» PROBLEM DETAILS
Every record must be written out once more, with nothing added or omitted.

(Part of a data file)
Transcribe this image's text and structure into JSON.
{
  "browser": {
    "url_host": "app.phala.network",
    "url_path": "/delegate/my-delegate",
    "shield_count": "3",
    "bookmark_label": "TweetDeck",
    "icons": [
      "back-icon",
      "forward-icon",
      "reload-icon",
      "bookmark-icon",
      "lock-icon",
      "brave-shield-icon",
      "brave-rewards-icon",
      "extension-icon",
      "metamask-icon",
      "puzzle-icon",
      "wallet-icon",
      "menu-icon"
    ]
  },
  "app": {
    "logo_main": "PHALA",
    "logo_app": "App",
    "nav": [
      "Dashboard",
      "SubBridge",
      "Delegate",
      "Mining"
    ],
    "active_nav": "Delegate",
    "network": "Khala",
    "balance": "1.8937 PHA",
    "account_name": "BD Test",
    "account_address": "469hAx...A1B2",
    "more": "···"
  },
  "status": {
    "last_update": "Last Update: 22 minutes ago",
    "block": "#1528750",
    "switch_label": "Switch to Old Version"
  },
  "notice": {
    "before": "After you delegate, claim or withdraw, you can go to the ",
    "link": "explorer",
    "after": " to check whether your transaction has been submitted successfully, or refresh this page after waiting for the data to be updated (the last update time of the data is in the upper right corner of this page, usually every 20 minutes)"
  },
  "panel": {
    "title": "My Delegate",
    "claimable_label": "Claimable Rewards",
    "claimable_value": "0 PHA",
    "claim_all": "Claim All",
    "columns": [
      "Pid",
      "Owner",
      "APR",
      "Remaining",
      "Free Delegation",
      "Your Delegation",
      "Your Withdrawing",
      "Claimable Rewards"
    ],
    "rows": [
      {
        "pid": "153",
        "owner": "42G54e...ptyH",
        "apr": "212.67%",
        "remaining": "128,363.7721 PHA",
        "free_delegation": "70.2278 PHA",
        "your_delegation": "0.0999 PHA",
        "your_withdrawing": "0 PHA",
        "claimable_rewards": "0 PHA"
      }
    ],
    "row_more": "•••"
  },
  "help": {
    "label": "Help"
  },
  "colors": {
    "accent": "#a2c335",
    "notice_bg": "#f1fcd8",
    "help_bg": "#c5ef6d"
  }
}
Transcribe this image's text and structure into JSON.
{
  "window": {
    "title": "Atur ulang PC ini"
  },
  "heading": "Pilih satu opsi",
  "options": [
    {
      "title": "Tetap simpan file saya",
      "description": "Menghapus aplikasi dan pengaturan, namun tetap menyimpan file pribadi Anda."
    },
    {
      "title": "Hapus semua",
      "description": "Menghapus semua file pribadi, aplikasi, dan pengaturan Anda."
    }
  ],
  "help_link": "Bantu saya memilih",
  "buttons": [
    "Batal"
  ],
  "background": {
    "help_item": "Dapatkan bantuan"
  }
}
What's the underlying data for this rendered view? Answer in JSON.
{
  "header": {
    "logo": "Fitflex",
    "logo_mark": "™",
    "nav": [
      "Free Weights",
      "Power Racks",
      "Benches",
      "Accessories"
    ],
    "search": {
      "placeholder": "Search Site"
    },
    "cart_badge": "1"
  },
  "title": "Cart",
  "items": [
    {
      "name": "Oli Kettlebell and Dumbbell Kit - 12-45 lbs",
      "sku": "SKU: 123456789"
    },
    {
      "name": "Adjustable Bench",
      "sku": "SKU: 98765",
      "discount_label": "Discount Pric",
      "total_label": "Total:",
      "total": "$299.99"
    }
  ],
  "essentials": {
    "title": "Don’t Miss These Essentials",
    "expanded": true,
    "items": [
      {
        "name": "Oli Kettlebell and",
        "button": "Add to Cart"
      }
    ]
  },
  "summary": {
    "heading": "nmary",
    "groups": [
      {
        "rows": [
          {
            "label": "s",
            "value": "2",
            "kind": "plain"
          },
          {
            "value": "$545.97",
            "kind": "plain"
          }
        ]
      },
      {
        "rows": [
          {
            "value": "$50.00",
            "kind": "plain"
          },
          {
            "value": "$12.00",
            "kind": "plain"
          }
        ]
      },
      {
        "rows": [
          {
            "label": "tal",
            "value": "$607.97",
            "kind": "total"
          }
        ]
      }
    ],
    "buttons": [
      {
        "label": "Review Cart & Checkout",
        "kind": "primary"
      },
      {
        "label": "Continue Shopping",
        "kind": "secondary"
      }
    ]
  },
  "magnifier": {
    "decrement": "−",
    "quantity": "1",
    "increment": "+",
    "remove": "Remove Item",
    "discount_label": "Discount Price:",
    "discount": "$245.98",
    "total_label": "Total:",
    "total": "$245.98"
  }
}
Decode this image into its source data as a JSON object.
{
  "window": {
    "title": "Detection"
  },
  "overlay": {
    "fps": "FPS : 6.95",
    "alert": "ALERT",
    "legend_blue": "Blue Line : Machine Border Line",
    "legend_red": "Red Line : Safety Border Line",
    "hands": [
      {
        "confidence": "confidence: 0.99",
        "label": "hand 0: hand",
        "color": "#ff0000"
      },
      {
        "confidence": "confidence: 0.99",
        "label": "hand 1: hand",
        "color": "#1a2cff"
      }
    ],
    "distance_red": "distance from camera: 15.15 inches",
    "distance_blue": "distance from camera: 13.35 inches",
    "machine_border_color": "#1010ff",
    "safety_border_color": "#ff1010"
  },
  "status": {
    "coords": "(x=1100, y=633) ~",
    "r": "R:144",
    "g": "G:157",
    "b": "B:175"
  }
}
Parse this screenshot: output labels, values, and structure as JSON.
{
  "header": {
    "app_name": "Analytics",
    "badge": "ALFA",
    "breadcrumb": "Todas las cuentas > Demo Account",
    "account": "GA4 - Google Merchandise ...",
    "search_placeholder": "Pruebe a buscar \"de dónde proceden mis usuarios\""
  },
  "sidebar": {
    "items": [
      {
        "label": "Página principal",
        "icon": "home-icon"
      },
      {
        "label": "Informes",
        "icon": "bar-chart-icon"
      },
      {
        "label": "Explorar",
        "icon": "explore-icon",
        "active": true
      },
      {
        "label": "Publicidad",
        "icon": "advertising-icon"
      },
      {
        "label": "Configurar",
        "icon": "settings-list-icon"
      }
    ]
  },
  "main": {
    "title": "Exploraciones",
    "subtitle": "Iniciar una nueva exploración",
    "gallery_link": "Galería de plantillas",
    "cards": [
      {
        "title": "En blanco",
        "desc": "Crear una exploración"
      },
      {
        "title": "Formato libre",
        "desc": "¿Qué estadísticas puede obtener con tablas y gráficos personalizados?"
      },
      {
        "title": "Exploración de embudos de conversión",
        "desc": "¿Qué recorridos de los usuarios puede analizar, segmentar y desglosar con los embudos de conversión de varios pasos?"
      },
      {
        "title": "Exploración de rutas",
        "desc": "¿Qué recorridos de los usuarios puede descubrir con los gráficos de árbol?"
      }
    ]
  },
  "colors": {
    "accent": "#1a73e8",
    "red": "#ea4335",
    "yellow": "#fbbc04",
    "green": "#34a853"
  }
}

» FULL SOLUTION
Transcribe this image's text and structure into JSON.
{
  "browser": {
    "url_host": "app.phala.network",
    "url_path": "/delegate/my-delegate",
    "shield_count": "3",
    "bookmark_label": "TweetDeck",
    "icons": [
      "back-icon",
      "forward-icon",
      "reload-icon",
      "bookmark-icon",
      "lock-icon",
      "brave-shield-icon",
      "brave-rewards-icon",
      "extension-icon",
      "metamask-icon",
      "puzzle-icon",
      "wallet-icon",
      "menu-icon"
    ]
  },
  "app": {
    "logo_main": "PHALA",
    "logo_app": "App",
    "nav": [
      "Dashboard",
      "SubBridge",
      "Delegate",
      "Mining"
    ],
    "active_nav": "Delegate",
    "network": "Khala",
    "balance": "1.8937 PHA",
    "account_name": "BD Test",
    "account_address": "469hAx...A1B2",
    "more": "···"
  },
  "status": {
    "last_update": "Last Update: 22 minutes ago",
    "block": "#1528750",
    "switch_label": "Switch to Old Version"
  },
  "notice": {
    "before": "After you delegate, claim or withdraw, you can go to the ",
    "link": "explorer",
    "after": " to check whether your transaction has been submitted successfully, or refresh this page after waiting for the data to be updated (the last update time of the data is in the upper right corner of this page, usually every 20 minutes)"
  },
  "panel": {
    "title": "My Delegate",
    "claimable_label": "Claimable Rewards",
    "claimable_value": "0 PHA",
    "claim_all": "Claim All",
    "columns": [
      "Pid",
      "Owner",
      "APR",
      "Remaining",
      "Free Delegation",
      "Your Delegation",
      "Your Withdrawing",
      "Claimable Rewards"
    ],
    "rows": [
      {
        "pid": "153",
        "owner": "42G54e...ptyH",
        "apr": "212.67%",
        "remaining": "128,363.7721 PHA",
        "free_delegation": "70.2278 PHA",
        "your_delegation": "0.0999 PHA",
        "your_withdrawing": "0 PHA",
        "claimable_rewards": "0 PHA"
      }
    ],
    "row_more": "•••"
  },
  "help": {
    "label": "Help"
  },
  "colors": {
    "accent": "#a2c335",
    "notice_bg": "#f1fcd8",
    "help_bg": "#c5ef6d"
  }
}
Transcribe this image's text and structure into JSON.
{
  "window": {
    "title": "Atur ulang PC ini"
  },
  "heading": "Pilih satu opsi",
  "options": [
    {
      "title": "Tetap simpan file saya",
      "description": "Menghapus aplikasi dan pengaturan, namun tetap menyimpan file pribadi Anda."
    },
    {
      "title": "Hapus semua",
      "description": "Menghapus semua file pribadi, aplikasi, dan pengaturan Anda."
    }
  ],
  "help_link": "Bantu saya memilih",
  "buttons": [
    "Batal"
  ],
  "background": {
    "help_item": "Dapatkan bantuan"
  }
}
What's the underlying data for this rendered view? Answer in JSON.
{
  "header": {
    "logo": "Fitflex",
    "logo_mark": "™",
    "nav": [
      "Free Weights",
      "Power Racks",
      "Benches",
      "Accessories"
    ],
    "search": {
      "placeholder": "Search Site"
    },
    "cart_badge": "1"
  },
  "title": "Cart",
  "items": [
    {
      "name": "Oli Kettlebell and Dumbbell Kit - 12-45 lbs",
      "sku": "SKU: 123456789"
    },
    {
      "name": "Adjustable Bench",
      "sku": "SKU: 98765",
      "discount_label": "Discount Pric",
      "total_label": "Total:",
      "total": "$299.99"
    }
  ],
  "essentials": {
    "title": "Don’t Miss These Essentials",
    "expanded": true,
    "items": [
      {
        "name": "Oli Kettlebell and",
        "button": "Add to Cart"
      }
    ]
  },
  "summary": {
    "heading": "nmary",
    "groups": [
      {
        "rows": [
          {
            "label": "s",
            "value": "2",
            "kind": "plain"
          },
          {
            "value": "$545.97",
            "kind": "plain"
          }
        ]
      },
      {
        "rows": [
          {
            "value": "$50.00",
            "kind": "plain"
          },
          {
            "value": "$12.00",
            "kind": "plain"
          }
        ]
      },
      {
        "rows": [
          {
            "label": "tal",
            "value": "$607.97",
            "kind": "total"
          }
        ]
      }
    ],
    "buttons": [
      {
        "label": "Review Cart & Checkout",
        "kind": "primary"
      },
      {
        "label": "Continue Shopping",
        "kind": "secondary"
      }
    ]
  },
  "magnifier": {
    "decrement": "−",
    "quantity": "1",
    "increment": "+",
    "remove": "Remove Item",
    "discount_label": "Discount Price:",
    "discount": "$245.98",
    "total_label": "Total:",
    "total": "$245.98"
  }
}
Decode this image into its source data as a JSON object.
{
  "window": {
    "title": "Detection"
  },
  "overlay": {
    "fps": "FPS : 6.95",
    "alert": "ALERT",
    "legend_blue": "Blue Line : Machine Border Line",
    "legend_red": "Red Line : Safety Border Line",
    "hands": [
      {
        "confidence": "confidence: 0.99",
        "label": "hand 0: hand",
        "color": "#ff0000"
      },
      {
        "confidence": "confidence: 0.99",
        "label": "hand 1: hand",
        "color": "#1a2cff"
      }
    ],
    "distance_red": "distance from camera: 15.15 inches",
    "distance_blue": "distance from camera: 13.35 inches",
    "machine_border_color": "#1010ff",
    "safety_border_color": "#ff1010"
  },
  "status": {
    "coords": "(x=1100, y=633) ~",
    "r": "R:144",
    "g": "G:157",
    "b": "B:175"
  }
}
Parse this screenshot: output labels, values, and structure as JSON.
{
  "header": {
    "app_name": "Analytics",
    "badge": "ALFA",
    "breadcrumb": "Todas las cuentas > Demo Account",
    "account": "GA4 - Google Merchandise ...",
    "search_placeholder": "Pruebe a buscar \"de dónde proceden mis usuarios\""
  },
  "sidebar": {
    "items": [
      {
        "label": "Página principal",
        "icon": "home-icon"
      },
      {
        "label": "Informes",
        "icon": "bar-chart-icon"
      },
      {
        "label": "Explorar",
        "icon": "explore-icon",
        "active": true
      },
      {
        "label": "Publicidad",
        "icon": "advertising-icon"
      },
      {
        "label": "Configurar",
        "icon": "settings-list-icon"
      }
    ]
  },
  "main": {
    "title": "Exploraciones",
    "subtitle": "Iniciar una nueva exploración",
    "gallery_link": "Galería de plantillas",
    "cards": [
      {
        "title": "En blanco",
        "desc": "Crear una exploración"
      },
      {
        "title": "Formato libre",
        "desc": "¿Qué estadísticas puede obtener con tablas y gráficos personalizados?"
      },
      {
        "title": "Exploración de embudos de conversión",
        "desc": "¿Qué recorridos de los usuarios puede analizar, segmentar y desglosar con los embudos de conversión de varios pasos?"
      },
      {
        "title": "Exploración de rutas",
        "desc": "¿Qué recorridos de los usuarios puede descubrir con los gráficos de árbol?"
      }
    ]
  },
  "colors": {
    "accent": "#1a73e8",
    "red": "#ea4335",
    "yellow": "#fbbc04",
    "green": "#34a853"
  }
}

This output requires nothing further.